Data listing
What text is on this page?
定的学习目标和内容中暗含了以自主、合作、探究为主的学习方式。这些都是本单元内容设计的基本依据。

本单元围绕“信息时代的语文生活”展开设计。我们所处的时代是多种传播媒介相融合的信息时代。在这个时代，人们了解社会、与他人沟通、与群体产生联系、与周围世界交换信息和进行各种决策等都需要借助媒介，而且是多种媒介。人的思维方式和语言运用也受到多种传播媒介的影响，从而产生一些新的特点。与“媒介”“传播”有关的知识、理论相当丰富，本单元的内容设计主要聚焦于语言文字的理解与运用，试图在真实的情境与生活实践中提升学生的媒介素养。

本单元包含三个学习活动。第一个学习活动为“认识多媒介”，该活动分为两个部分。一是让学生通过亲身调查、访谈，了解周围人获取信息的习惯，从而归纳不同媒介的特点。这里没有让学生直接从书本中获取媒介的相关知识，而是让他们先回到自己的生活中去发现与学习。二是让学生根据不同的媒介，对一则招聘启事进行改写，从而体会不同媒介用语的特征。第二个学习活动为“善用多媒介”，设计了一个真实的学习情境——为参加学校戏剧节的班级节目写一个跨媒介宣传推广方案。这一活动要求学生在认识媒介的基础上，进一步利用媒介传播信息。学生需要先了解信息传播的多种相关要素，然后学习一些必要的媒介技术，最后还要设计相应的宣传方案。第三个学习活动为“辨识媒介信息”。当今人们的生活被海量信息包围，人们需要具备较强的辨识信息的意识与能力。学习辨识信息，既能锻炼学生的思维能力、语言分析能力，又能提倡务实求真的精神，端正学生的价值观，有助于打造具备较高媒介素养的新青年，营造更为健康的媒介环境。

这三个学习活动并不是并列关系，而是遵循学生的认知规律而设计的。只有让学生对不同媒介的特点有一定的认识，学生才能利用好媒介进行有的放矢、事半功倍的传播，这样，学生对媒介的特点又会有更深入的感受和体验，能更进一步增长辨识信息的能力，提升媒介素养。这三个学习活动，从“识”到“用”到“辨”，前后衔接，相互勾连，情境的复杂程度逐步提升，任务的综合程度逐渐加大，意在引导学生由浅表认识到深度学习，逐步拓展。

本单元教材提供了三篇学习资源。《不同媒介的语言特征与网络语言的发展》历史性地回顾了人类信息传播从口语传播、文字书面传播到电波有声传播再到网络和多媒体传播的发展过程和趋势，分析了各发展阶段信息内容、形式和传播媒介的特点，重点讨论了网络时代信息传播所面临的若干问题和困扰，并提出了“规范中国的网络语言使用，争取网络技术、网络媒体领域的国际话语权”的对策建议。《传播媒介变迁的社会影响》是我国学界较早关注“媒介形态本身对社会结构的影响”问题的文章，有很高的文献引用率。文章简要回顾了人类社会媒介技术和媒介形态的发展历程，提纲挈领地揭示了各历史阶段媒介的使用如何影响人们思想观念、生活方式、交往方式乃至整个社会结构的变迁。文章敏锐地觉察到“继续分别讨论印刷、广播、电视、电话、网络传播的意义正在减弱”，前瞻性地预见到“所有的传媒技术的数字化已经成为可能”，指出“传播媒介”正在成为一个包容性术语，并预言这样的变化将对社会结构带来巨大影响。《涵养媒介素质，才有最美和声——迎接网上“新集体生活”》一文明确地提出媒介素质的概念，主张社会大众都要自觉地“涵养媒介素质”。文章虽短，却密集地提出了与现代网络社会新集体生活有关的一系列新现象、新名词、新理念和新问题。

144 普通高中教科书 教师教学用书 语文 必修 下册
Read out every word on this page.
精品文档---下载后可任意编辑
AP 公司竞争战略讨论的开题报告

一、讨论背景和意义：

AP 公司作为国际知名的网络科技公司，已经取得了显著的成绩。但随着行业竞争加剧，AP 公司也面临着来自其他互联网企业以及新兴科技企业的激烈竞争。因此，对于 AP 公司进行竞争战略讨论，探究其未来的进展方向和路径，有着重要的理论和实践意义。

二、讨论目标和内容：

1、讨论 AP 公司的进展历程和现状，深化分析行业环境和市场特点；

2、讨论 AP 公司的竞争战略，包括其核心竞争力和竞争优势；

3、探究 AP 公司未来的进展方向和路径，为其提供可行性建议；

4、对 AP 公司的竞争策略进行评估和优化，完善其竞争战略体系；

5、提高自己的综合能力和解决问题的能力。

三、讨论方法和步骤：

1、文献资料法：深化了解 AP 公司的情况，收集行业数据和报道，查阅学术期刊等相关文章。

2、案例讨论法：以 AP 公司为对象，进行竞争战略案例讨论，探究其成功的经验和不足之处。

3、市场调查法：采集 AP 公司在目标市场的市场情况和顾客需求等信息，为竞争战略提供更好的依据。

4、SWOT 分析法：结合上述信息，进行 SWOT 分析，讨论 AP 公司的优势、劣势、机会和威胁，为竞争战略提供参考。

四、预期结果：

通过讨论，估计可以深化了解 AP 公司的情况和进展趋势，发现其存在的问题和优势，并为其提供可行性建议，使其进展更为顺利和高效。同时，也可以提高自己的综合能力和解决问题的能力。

## WORK INSTRUCTIONS
Your task is to print the whole listing again exactly.

## ANSWER IN FULL
What text is on this page?
定的学习目标和内容中暗含了以自主、合作、探究为主的学习方式。这些都是本单元内容设计的基本依据。

本单元围绕“信息时代的语文生活”展开设计。我们所处的时代是多种传播媒介相融合的信息时代。在这个时代，人们了解社会、与他人沟通、与群体产生联系、与周围世界交换信息和进行各种决策等都需要借助媒介，而且是多种媒介。人的思维方式和语言运用也受到多种传播媒介的影响，从而产生一些新的特点。与“媒介”“传播”有关的知识、理论相当丰富，本单元的内容设计主要聚焦于语言文字的理解与运用，试图在真实的情境与生活实践中提升学生的媒介素养。

本单元包含三个学习活动。第一个学习活动为“认识多媒介”，该活动分为两个部分。一是让学生通过亲身调查、访谈，了解周围人获取信息的习惯，从而归纳不同媒介的特点。这里没有让学生直接从书本中获取媒介的相关知识，而是让他们先回到自己的生活中去发现与学习。二是让学生根据不同的媒介，对一则招聘启事进行改写，从而体会不同媒介用语的特征。第二个学习活动为“善用多媒介”，设计了一个真实的学习情境——为参加学校戏剧节的班级节目写一个跨媒介宣传推广方案。这一活动要求学生在认识媒介的基础上，进一步利用媒介传播信息。学生需要先了解信息传播的多种相关要素，然后学习一些必要的媒介技术，最后还要设计相应的宣传方案。第三个学习活动为“辨识媒介信息”。当今人们的生活被海量信息包围，人们需要具备较强的辨识信息的意识与能力。学习辨识信息，既能锻炼学生的思维能力、语言分析能力，又能提倡务实求真的精神，端正学生的价值观，有助于打造具备较高媒介素养的新青年，营造更为健康的媒介环境。

这三个学习活动并不是并列关系，而是遵循学生的认知规律而设计的。只有让学生对不同媒介的特点有一定的认识，学生才能利用好媒介进行有的放矢、事半功倍的传播，这样，学生对媒介的特点又会有更深入的感受和体验，能更进一步增长辨识信息的能力，提升媒介素养。这三个学习活动，从“识”到“用”到“辨”，前后衔接，相互勾连，情境的复杂程度逐步提升，任务的综合程度逐渐加大，意在引导学生由浅表认识到深度学习，逐步拓展。

本单元教材提供了三篇学习资源。《不同媒介的语言特征与网络语言的发展》历史性地回顾了人类信息传播从口语传播、文字书面传播到电波有声传播再到网络和多媒体传播的发展过程和趋势，分析了各发展阶段信息内容、形式和传播媒介的特点，重点讨论了网络时代信息传播所面临的若干问题和困扰，并提出了“规范中国的网络语言使用，争取网络技术、网络媒体领域的国际话语权”的对策建议。《传播媒介变迁的社会影响》是我国学界较早关注“媒介形态本身对社会结构的影响”问题的文章，有很高的文献引用率。文章简要回顾了人类社会媒介技术和媒介形态的发展历程，提纲挈领地揭示了各历史阶段媒介的使用如何影响人们思想观念、生活方式、交往方式乃至整个社会结构的变迁。文章敏锐地觉察到“继续分别讨论印刷、广播、电视、电话、网络传播的意义正在减弱”，前瞻性地预见到“所有的传媒技术的数字化已经成为可能”，指出“传播媒介”正在成为一个包容性术语，并预言这样的变化将对社会结构带来巨大影响。《涵养媒介素质，才有最美和声——迎接网上“新集体生活”》一文明确地提出媒介素质的概念，主张社会大众都要自觉地“涵养媒介素质”。文章虽短，却密集地提出了与现代网络社会新集体生活有关的一系列新现象、新名词、新理念和新问题。

144 普通高中教科书 教师教学用书 语文 必修 下册
Read out every word on this page.
精品文档---下载后可任意编辑
AP 公司竞争战略讨论的开题报告

一、讨论背景和意义：

AP 公司作为国际知名的网络科技公司，已经取得了显著的成绩。但随着行业竞争加剧，AP 公司也面临着来自其他互联网企业以及新兴科技企业的激烈竞争。因此，对于 AP 公司进行竞争战略讨论，探究其未来的进展方向和路径，有着重要的理论和实践意义。

二、讨论目标和内容：

1、讨论 AP 公司的进展历程和现状，深化分析行业环境和市场特点；

2、讨论 AP 公司的竞争战略，包括其核心竞争力和竞争优势；

3、探究 AP 公司未来的进展方向和路径，为其提供可行性建议；

4、对 AP 公司的竞争策略进行评估和优化，完善其竞争战略体系；

5、提高自己的综合能力和解决问题的能力。

三、讨论方法和步骤：

1、文献资料法：深化了解 AP 公司的情况，收集行业数据和报道，查阅学术期刊等相关文章。

2、案例讨论法：以 AP 公司为对象，进行竞争战略案例讨论，探究其成功的经验和不足之处。

3、市场调查法：采集 AP 公司在目标市场的市场情况和顾客需求等信息，为竞争战略提供更好的依据。

4、SWOT 分析法：结合上述信息，进行 SWOT 分析，讨论 AP 公司的优势、劣势、机会和威胁，为竞争战略提供参考。

四、预期结果：

通过讨论，估计可以深化了解 AP 公司的情况和进展趋势，发现其存在的问题和优势，并为其提供可行性建议，使其进展更为顺利和高效。同时，也可以提高自己的综合能力和解决问题的能力。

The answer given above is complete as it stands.